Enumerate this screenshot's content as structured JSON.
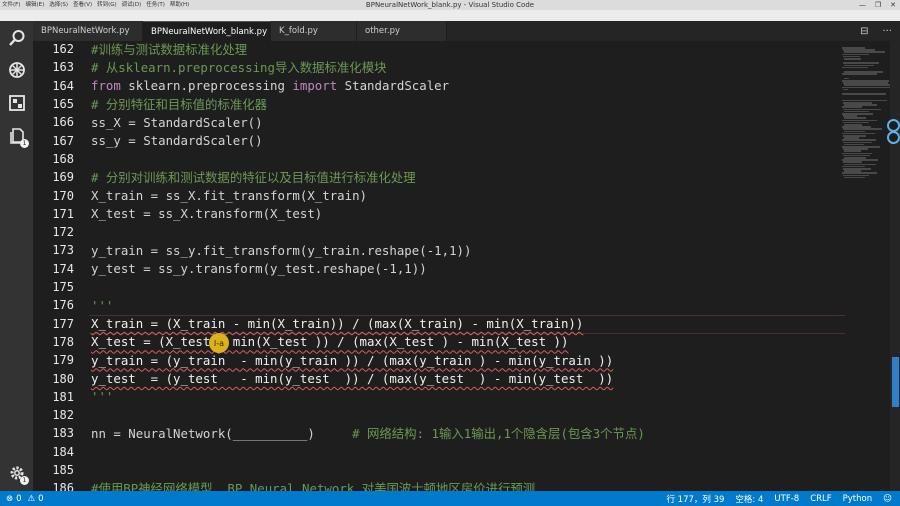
{
  "window": {
    "title": "BPNeuralNetWork_blank.py - Visual Studio Code",
    "menu": [
      "文件(F)",
      "编辑(E)",
      "选择(S)",
      "查看(V)",
      "转到(G)",
      "调试(D)",
      "任务(T)",
      "帮助(H)"
    ],
    "controls": {
      "minimize": "—",
      "maximize": "❐",
      "close": "✕"
    }
  },
  "tabs": [
    {
      "label": "BPNeuralNetWork.py",
      "active": false,
      "closable": false
    },
    {
      "label": "BPNeuralNetWork_blank.py",
      "active": true,
      "closable": true,
      "close_glyph": "●"
    },
    {
      "label": "K_fold.py",
      "active": false,
      "closable": false
    },
    {
      "label": "other.py",
      "active": false,
      "closable": false
    }
  ],
  "tab_actions": {
    "split": "⊟",
    "more": "···"
  },
  "activity": {
    "icons": [
      "search-icon",
      "debug-icon",
      "extensions-icon",
      "explorer-icon",
      "gear-icon"
    ],
    "badges": {
      "explorer": "1",
      "settings": "1"
    }
  },
  "editor": {
    "cursor_marker": "I-a",
    "lines": [
      {
        "n": "162",
        "parts": [
          {
            "t": "#训练与测试数据标准化处理",
            "c": "cmt"
          }
        ]
      },
      {
        "n": "163",
        "parts": [
          {
            "t": "# 从sklearn.preprocessing导入数据标准化模块",
            "c": "cmt"
          }
        ]
      },
      {
        "n": "164",
        "parts": [
          {
            "t": "from",
            "c": "kw"
          },
          {
            "t": " sklearn.preprocessing ",
            "c": ""
          },
          {
            "t": "import",
            "c": "kw"
          },
          {
            "t": " StandardScaler",
            "c": ""
          }
        ]
      },
      {
        "n": "165",
        "parts": [
          {
            "t": "# 分别特征和目标值的标准化器",
            "c": "cmt"
          }
        ]
      },
      {
        "n": "166",
        "parts": [
          {
            "t": "ss_X = StandardScaler()",
            "c": ""
          }
        ]
      },
      {
        "n": "167",
        "parts": [
          {
            "t": "ss_y = StandardScaler()",
            "c": ""
          }
        ]
      },
      {
        "n": "168",
        "parts": []
      },
      {
        "n": "169",
        "parts": [
          {
            "t": "# 分别对训练和测试数据的特征以及目标值进行标准化处理",
            "c": "cmt"
          }
        ]
      },
      {
        "n": "170",
        "parts": [
          {
            "t": "X_train = ss_X.fit_transform(X_train)",
            "c": ""
          }
        ]
      },
      {
        "n": "171",
        "parts": [
          {
            "t": "X_test = ss_X.transform(X_test)",
            "c": ""
          }
        ]
      },
      {
        "n": "172",
        "parts": []
      },
      {
        "n": "173",
        "parts": [
          {
            "t": "y_train = ss_y.fit_transform(y_train.reshape(-1,1))",
            "c": ""
          }
        ]
      },
      {
        "n": "174",
        "parts": [
          {
            "t": "y_test = ss_y.transform(y_test.reshape(-1,1))",
            "c": ""
          }
        ]
      },
      {
        "n": "175",
        "parts": []
      },
      {
        "n": "176",
        "parts": [
          {
            "t": "'''",
            "c": "cmt"
          }
        ]
      },
      {
        "n": "177",
        "parts": [
          {
            "t": "X_train = (X_train - min(X_train)) / (max(X_train) - min(X_train))",
            "c": "err"
          }
        ]
      },
      {
        "n": "178",
        "parts": [
          {
            "t": "X_test = (X_test - min(X_test )) / (max(X_test ) - min(X_test ))",
            "c": "err"
          }
        ]
      },
      {
        "n": "179",
        "parts": [
          {
            "t": "y_train = (y_train  - min(y_train )) / (max(y_train ) - min(y_train ))",
            "c": "err"
          }
        ]
      },
      {
        "n": "180",
        "parts": [
          {
            "t": "y_test  = (y_test   - min(y_test  )) / (max(y_test  ) - min(y_test  ))",
            "c": "err"
          }
        ]
      },
      {
        "n": "181",
        "parts": [
          {
            "t": "'''",
            "c": "cmt"
          }
        ]
      },
      {
        "n": "182",
        "parts": []
      },
      {
        "n": "183",
        "parts": [
          {
            "t": "nn = NeuralNetwork(__________)",
            "c": ""
          },
          {
            "t": "     # 网络结构: 1输入1输出,1个隐含层(包含3个节点)",
            "c": "cmt"
          }
        ]
      },
      {
        "n": "184",
        "parts": []
      },
      {
        "n": "185",
        "parts": []
      },
      {
        "n": "186",
        "parts": [
          {
            "t": "#使用BP神经网络模型  BP_Neural_Network 对美国波士顿地区房价进行预测",
            "c": "cmt"
          }
        ]
      }
    ]
  },
  "statusbar": {
    "errors": "0",
    "warnings": "0",
    "position": "行 177，列 39",
    "spaces": "空格: 4",
    "encoding": "UTF-8",
    "eol": "CRLF",
    "language": "Python",
    "feedback": "☺"
  },
  "colors": {
    "statusbar": "#007acc",
    "comment": "#6a9955",
    "keyword": "#c586c0",
    "error_squiggle": "#e05a5a"
  }
}
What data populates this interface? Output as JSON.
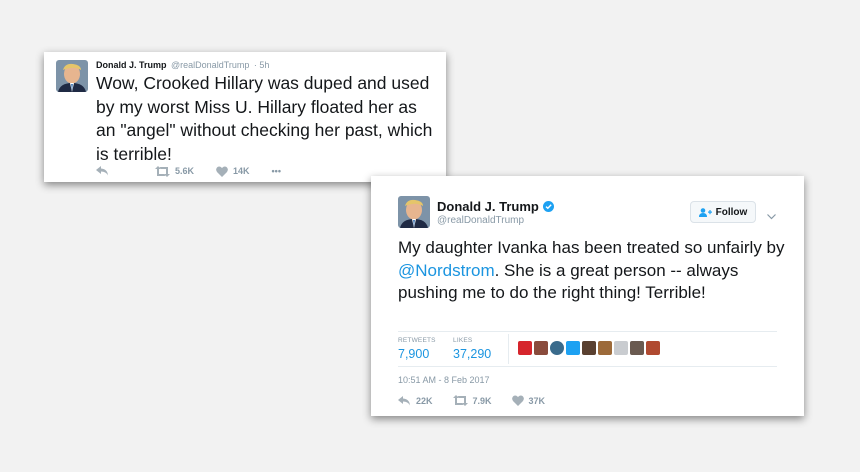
{
  "tweet1": {
    "name": "Donald J. Trump",
    "handle": "@realDonaldTrump",
    "time": "· 5h",
    "text": "Wow, Crooked Hillary was duped and used by my worst Miss U. Hillary floated her as an \"angel\" without checking her past, which is terrible!",
    "retweets": "5.6K",
    "likes": "14K",
    "more": "•••"
  },
  "tweet2": {
    "name": "Donald J. Trump",
    "handle": "@realDonaldTrump",
    "follow_label": "Follow",
    "text_before": "My daughter Ivanka has been treated so unfairly by ",
    "mention": "@Nordstrom",
    "text_after": ". She is a great person -- always pushing me to do the right thing! Terrible!",
    "retweets_label": "RETWEETS",
    "retweets_value": "7,900",
    "likes_label": "LIKES",
    "likes_value": "37,290",
    "timestamp": "10:51 AM - 8 Feb 2017",
    "replies": "22K",
    "retweet_count": "7.9K",
    "like_count": "37K",
    "liker_colors": [
      "#d6252c",
      "#8a4b3c",
      "#3a6b8c",
      "#1da1f2",
      "#5a4030",
      "#9c6a3a",
      "#c9ccd0",
      "#6a5a50",
      "#b04a30"
    ]
  },
  "colors": {
    "link": "#1b95e0",
    "verified": "#1da1f2",
    "muted": "#8899a6"
  }
}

> What you should do:
Could you reproduce every record above exactly, leaving out the pictures?

> Answer:
Enumerate this screenshot's content as structured JSON.
{
  "window": {
    "title": "BPNeuralNetWork_blank.py - Visual Studio Code",
    "menu": [
      "文件(F)",
      "编辑(E)",
      "选择(S)",
      "查看(V)",
      "转到(G)",
      "调试(D)",
      "任务(T)",
      "帮助(H)"
    ],
    "controls": {
      "minimize": "—",
      "maximize": "❐",
      "close": "✕"
    }
  },
  "tabs": [
    {
      "label": "BPNeuralNetWork.py",
      "active": false,
      "closable": false
    },
    {
      "label": "BPNeuralNetWork_blank.py",
      "active": true,
      "closable": true,
      "close_glyph": "●"
    },
    {
      "label": "K_fold.py",
      "active": false,
      "closable": false
    },
    {
      "label": "other.py",
      "active": false,
      "closable": false
    }
  ],
  "tab_actions": {
    "split": "⊟",
    "more": "···"
  },
  "activity": {
    "icons": [
      "search-icon",
      "debug-icon",
      "extensions-icon",
      "explorer-icon",
      "gear-icon"
    ],
    "badges": {
      "explorer": "1",
      "settings": "1"
    }
  },
  "editor": {
    "cursor_marker": "I-a",
    "lines": [
      {
        "n": "162",
        "parts": [
          {
            "t": "#训练与测试数据标准化处理",
            "c": "cmt"
          }
        ]
      },
      {
        "n": "163",
        "parts": [
          {
            "t": "# 从sklearn.preprocessing导入数据标准化模块",
            "c": "cmt"
          }
        ]
      },
      {
        "n": "164",
        "parts": [
          {
            "t": "from",
            "c": "kw"
          },
          {
            "t": " sklearn.preprocessing ",
            "c": ""
          },
          {
            "t": "import",
            "c": "kw"
          },
          {
            "t": " StandardScaler",
            "c": ""
          }
        ]
      },
      {
        "n": "165",
        "parts": [
          {
            "t": "# 分别特征和目标值的标准化器",
            "c": "cmt"
          }
        ]
      },
      {
        "n": "166",
        "parts": [
          {
            "t": "ss_X = StandardScaler()",
            "c": ""
          }
        ]
      },
      {
        "n": "167",
        "parts": [
          {
            "t": "ss_y = StandardScaler()",
            "c": ""
          }
        ]
      },
      {
        "n": "168",
        "parts": []
      },
      {
        "n": "169",
        "parts": [
          {
            "t": "# 分别对训练和测试数据的特征以及目标值进行标准化处理",
            "c": "cmt"
          }
        ]
      },
      {
        "n": "170",
        "parts": [
          {
            "t": "X_train = ss_X.fit_transform(X_train)",
            "c": ""
          }
        ]
      },
      {
        "n": "171",
        "parts": [
          {
            "t": "X_test = ss_X.transform(X_test)",
            "c": ""
          }
        ]
      },
      {
        "n": "172",
        "parts": []
      },
      {
        "n": "173",
        "parts": [
          {
            "t": "y_train = ss_y.fit_transform(y_train.reshape(-1,1))",
            "c": ""
          }
        ]
      },
      {
        "n": "174",
        "parts": [
          {
            "t": "y_test = ss_y.transform(y_test.reshape(-1,1))",
            "c": ""
          }
        ]
      },
      {
        "n": "175",
        "parts": []
      },
      {
        "n": "176",
        "parts": [
          {
            "t": "'''",
            "c": "cmt"
          }
        ]
      },
      {
        "n": "177",
        "parts": [
          {
            "t": "X_train = (X_train - min(X_train)) / (max(X_train) - min(X_train))",
            "c": "err"
          }
        ]
      },
      {
        "n": "178",
        "parts": [
          {
            "t": "X_test = (X_test - min(X_test )) / (max(X_test ) - min(X_test ))",
            "c": "err"
          }
        ]
      },
      {
        "n": "179",
        "parts": [
          {
            "t": "y_train = (y_train  - min(y_train )) / (max(y_train ) - min(y_train ))",
            "c": "err"
          }
        ]
      },
      {
        "n": "180",
        "parts": [
          {
            "t": "y_test  = (y_test   - min(y_test  )) / (max(y_test  ) - min(y_test  ))",
            "c": "err"
          }
        ]
      },
      {
        "n": "181",
        "parts": [
          {
            "t": "'''",
            "c": "cmt"
          }
        ]
      },
      {
        "n": "182",
        "parts": []
      },
      {
        "n": "183",
        "parts": [
          {
            "t": "nn = NeuralNetwork(__________)",
            "c": ""
          },
          {
            "t": "     # 网络结构: 1输入1输出,1个隐含层(包含3个节点)",
            "c": "cmt"
          }
        ]
      },
      {
        "n": "184",
        "parts": []
      },
      {
        "n": "185",
        "parts": []
      },
      {
        "n": "186",
        "parts": [
          {
            "t": "#使用BP神经网络模型  BP_Neural_Network 对美国波士顿地区房价进行预测",
            "c": "cmt"
          }
        ]
      }
    ]
  },
  "statusbar": {
    "errors": "0",
    "warnings": "0",
    "position": "行 177，列 39",
    "spaces": "空格: 4",
    "encoding": "UTF-8",
    "eol": "CRLF",
    "language": "Python",
    "feedback": "☺"
  },
  "colors": {
    "statusbar": "#007acc",
    "comment": "#6a9955",
    "keyword": "#c586c0",
    "error_squiggle": "#e05a5a"
  }
}
What data populates this interface? Output as JSON.
{
  "tweet1": {
    "name": "Donald J. Trump",
    "handle": "@realDonaldTrump",
    "time": "· 5h",
    "text": "Wow, Crooked Hillary was duped and used by my worst Miss U. Hillary floated her as an \"angel\" without checking her past, which is terrible!",
    "retweets": "5.6K",
    "likes": "14K",
    "more": "•••"
  },
  "tweet2": {
    "name": "Donald J. Trump",
    "handle": "@realDonaldTrump",
    "follow_label": "Follow",
    "text_before": "My daughter Ivanka has been treated so unfairly by ",
    "mention": "@Nordstrom",
    "text_after": ". She is a great person -- always pushing me to do the right thing! Terrible!",
    "retweets_label": "RETWEETS",
    "retweets_value": "7,900",
    "likes_label": "LIKES",
    "likes_value": "37,290",
    "timestamp": "10:51 AM - 8 Feb 2017",
    "replies": "22K",
    "retweet_count": "7.9K",
    "like_count": "37K",
    "liker_colors": [
      "#d6252c",
      "#8a4b3c",
      "#3a6b8c",
      "#1da1f2",
      "#5a4030",
      "#9c6a3a",
      "#c9ccd0",
      "#6a5a50",
      "#b04a30"
    ]
  },
  "colors": {
    "link": "#1b95e0",
    "verified": "#1da1f2",
    "muted": "#8899a6"
  }
}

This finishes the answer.